↓

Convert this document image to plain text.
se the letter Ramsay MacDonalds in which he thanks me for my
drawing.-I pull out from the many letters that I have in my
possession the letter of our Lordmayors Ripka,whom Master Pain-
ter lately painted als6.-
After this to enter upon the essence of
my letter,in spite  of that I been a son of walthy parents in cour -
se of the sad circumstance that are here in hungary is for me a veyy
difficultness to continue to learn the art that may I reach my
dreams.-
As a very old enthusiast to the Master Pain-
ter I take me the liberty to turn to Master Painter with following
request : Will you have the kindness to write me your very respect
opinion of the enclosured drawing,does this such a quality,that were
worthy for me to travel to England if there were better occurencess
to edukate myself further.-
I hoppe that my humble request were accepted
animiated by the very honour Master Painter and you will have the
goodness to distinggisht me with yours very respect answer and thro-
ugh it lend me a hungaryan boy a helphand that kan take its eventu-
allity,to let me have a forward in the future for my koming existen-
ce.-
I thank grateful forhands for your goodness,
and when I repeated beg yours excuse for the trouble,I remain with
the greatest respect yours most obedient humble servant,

↑

STATED EXERCISE -
Every record should be repeated exactly; please leave none out.

ANSWER IN FULL -
Convert this document image to plain text.
se the letter Ramsay MacDonalds in which he thanks me for my
drawing.-I pull out from the many letters that I have in my
possession the letter of our Lordmayors Ripka,whom Master Pain-
ter lately painted als6.-
After this to enter upon the essence of
my letter,in spite  of that I been a son of walthy parents in cour -
se of the sad circumstance that are here in hungary is for me a veyy
difficultness to continue to learn the art that may I reach my
dreams.-
As a very old enthusiast to the Master Pain-
ter I take me the liberty to turn to Master Painter with following
request : Will you have the kindness to write me your very respect
opinion of the enclosured drawing,does this such a quality,that were
worthy for me to travel to England if there were better occurencess
to edukate myself further.-
I hoppe that my humble request were accepted
animiated by the very honour Master Painter and you will have the
goodness to distinggisht me with yours very respect answer and thro-
ugh it lend me a hungaryan boy a helphand that kan take its eventu-
allity,to let me have a forward in the future for my koming existen-
ce.-
I thank grateful forhands for your goodness,
and when I repeated beg yours excuse for the trouble,I remain with
the greatest respect yours most obedient humble servant,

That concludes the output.